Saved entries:
— start —
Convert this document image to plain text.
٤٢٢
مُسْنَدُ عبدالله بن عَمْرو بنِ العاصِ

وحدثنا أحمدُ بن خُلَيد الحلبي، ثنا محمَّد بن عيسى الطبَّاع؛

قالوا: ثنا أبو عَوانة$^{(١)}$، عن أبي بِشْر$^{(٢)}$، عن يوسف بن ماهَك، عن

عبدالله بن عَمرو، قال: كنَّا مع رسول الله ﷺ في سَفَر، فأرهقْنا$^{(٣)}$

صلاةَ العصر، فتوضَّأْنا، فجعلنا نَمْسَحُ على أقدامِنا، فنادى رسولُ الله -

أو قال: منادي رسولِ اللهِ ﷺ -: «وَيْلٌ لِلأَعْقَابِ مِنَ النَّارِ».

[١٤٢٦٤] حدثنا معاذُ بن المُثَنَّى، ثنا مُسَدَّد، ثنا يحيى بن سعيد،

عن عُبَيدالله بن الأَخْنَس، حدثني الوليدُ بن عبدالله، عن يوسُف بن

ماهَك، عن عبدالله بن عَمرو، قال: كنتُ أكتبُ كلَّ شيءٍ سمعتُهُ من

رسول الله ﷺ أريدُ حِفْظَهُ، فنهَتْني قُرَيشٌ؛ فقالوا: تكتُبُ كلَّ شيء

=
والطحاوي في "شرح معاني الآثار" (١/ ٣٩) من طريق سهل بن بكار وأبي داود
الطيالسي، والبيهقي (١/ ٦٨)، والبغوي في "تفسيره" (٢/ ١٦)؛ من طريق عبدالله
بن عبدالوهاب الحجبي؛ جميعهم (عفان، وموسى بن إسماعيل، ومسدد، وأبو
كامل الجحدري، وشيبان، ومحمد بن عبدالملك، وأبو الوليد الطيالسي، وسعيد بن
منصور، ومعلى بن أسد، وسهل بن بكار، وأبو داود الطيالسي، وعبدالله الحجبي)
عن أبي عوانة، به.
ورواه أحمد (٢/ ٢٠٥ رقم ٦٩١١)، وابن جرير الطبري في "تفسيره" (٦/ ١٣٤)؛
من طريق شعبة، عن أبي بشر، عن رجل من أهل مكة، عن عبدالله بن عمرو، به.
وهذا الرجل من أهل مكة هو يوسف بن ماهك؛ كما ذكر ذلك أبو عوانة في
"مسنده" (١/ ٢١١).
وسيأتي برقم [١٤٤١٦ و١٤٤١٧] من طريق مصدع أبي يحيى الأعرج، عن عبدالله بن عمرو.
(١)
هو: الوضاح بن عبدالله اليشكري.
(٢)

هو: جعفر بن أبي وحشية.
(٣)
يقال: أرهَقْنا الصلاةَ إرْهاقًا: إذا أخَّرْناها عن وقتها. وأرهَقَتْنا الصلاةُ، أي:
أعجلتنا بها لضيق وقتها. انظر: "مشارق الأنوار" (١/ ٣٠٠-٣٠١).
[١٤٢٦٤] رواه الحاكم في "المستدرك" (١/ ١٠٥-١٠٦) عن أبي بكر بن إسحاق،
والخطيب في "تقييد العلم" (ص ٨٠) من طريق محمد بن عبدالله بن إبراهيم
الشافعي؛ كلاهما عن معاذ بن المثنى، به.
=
— end —
Instruction: From the listing above, extract every line exactly as it stands.

Final result:
Convert this document image to plain text.
٤٢٢
مُسْنَدُ عبدالله بن عَمْرو بنِ العاصِ

وحدثنا أحمدُ بن خُلَيد الحلبي، ثنا محمَّد بن عيسى الطبَّاع؛

قالوا: ثنا أبو عَوانة$^{(١)}$، عن أبي بِشْر$^{(٢)}$، عن يوسف بن ماهَك، عن

عبدالله بن عَمرو، قال: كنَّا مع رسول الله ﷺ في سَفَر، فأرهقْنا$^{(٣)}$

صلاةَ العصر، فتوضَّأْنا، فجعلنا نَمْسَحُ على أقدامِنا، فنادى رسولُ الله -

أو قال: منادي رسولِ اللهِ ﷺ -: «وَيْلٌ لِلأَعْقَابِ مِنَ النَّارِ».

[١٤٢٦٤] حدثنا معاذُ بن المُثَنَّى، ثنا مُسَدَّد، ثنا يحيى بن سعيد،

عن عُبَيدالله بن الأَخْنَس، حدثني الوليدُ بن عبدالله، عن يوسُف بن

ماهَك، عن عبدالله بن عَمرو، قال: كنتُ أكتبُ كلَّ شيءٍ سمعتُهُ من

رسول الله ﷺ أريدُ حِفْظَهُ، فنهَتْني قُرَيشٌ؛ فقالوا: تكتُبُ كلَّ شيء

=
والطحاوي في "شرح معاني الآثار" (١/ ٣٩) من طريق سهل بن بكار وأبي داود
الطيالسي، والبيهقي (١/ ٦٨)، والبغوي في "تفسيره" (٢/ ١٦)؛ من طريق عبدالله
بن عبدالوهاب الحجبي؛ جميعهم (عفان، وموسى بن إسماعيل، ومسدد، وأبو
كامل الجحدري، وشيبان، ومحمد بن عبدالملك، وأبو الوليد الطيالسي، وسعيد بن
منصور، ومعلى بن أسد، وسهل بن بكار، وأبو داود الطيالسي، وعبدالله الحجبي)
عن أبي عوانة، به.
ورواه أحمد (٢/ ٢٠٥ رقم ٦٩١١)، وابن جرير الطبري في "تفسيره" (٦/ ١٣٤)؛
من طريق شعبة، عن أبي بشر، عن رجل من أهل مكة، عن عبدالله بن عمرو، به.
وهذا الرجل من أهل مكة هو يوسف بن ماهك؛ كما ذكر ذلك أبو عوانة في
"مسنده" (١/ ٢١١).
وسيأتي برقم [١٤٤١٦ و١٤٤١٧] من طريق مصدع أبي يحيى الأعرج، عن عبدالله بن عمرو.
(١)
هو: الوضاح بن عبدالله اليشكري.
(٢)

هو: جعفر بن أبي وحشية.
(٣)
يقال: أرهَقْنا الصلاةَ إرْهاقًا: إذا أخَّرْناها عن وقتها. وأرهَقَتْنا الصلاةُ، أي:
أعجلتنا بها لضيق وقتها. انظر: "مشارق الأنوار" (١/ ٣٠٠-٣٠١).
[١٤٢٦٤] رواه الحاكم في "المستدرك" (١/ ١٠٥-١٠٦) عن أبي بكر بن إسحاق،
والخطيب في "تقييد العلم" (ص ٨٠) من طريق محمد بن عبدالله بن إبراهيم
الشافعي؛ كلاهما عن معاذ بن المثنى، به.
=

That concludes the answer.